> Goal:
Return a copy of each line that holds the string "DEPTH".

> Records contained in a dataset:
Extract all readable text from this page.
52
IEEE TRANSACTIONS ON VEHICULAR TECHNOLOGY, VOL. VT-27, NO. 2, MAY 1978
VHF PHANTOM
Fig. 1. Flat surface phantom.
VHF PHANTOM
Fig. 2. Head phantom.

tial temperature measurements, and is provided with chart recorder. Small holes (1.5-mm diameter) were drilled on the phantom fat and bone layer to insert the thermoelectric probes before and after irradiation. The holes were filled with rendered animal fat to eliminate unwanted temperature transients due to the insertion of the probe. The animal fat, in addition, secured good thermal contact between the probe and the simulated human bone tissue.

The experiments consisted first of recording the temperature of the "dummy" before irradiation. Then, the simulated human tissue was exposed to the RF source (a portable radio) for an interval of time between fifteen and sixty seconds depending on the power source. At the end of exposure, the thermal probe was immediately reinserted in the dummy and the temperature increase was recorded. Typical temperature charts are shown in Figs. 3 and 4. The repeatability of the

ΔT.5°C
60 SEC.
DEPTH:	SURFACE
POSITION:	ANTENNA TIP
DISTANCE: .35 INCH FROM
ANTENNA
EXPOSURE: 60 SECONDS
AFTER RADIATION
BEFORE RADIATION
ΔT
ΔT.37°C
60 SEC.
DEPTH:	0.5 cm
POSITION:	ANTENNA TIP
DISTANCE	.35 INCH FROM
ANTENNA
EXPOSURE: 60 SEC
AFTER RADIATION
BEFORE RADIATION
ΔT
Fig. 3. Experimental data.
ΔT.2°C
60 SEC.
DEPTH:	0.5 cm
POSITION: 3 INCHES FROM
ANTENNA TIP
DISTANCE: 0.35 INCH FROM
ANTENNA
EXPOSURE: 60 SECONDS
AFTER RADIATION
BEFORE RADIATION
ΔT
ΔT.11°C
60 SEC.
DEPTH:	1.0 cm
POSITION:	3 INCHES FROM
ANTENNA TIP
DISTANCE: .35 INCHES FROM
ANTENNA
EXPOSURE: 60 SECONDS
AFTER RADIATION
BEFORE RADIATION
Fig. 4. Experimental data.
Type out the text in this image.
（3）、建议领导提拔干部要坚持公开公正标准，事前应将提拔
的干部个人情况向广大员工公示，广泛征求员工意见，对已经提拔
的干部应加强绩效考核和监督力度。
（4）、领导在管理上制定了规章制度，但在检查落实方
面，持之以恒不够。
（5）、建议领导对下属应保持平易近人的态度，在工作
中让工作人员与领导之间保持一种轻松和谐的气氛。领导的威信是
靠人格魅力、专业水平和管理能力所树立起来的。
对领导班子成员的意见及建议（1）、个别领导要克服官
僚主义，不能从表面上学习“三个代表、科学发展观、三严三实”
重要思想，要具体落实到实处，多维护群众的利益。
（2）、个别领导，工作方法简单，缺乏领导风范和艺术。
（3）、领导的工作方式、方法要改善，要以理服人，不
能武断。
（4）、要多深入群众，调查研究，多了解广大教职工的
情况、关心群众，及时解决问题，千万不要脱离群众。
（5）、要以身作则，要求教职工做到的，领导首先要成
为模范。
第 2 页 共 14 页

> Problem solution:
DEPTH:	SURFACE
DEPTH:	0.5 cm
DEPTH:	0.5 cm
DEPTH:	1.0 cm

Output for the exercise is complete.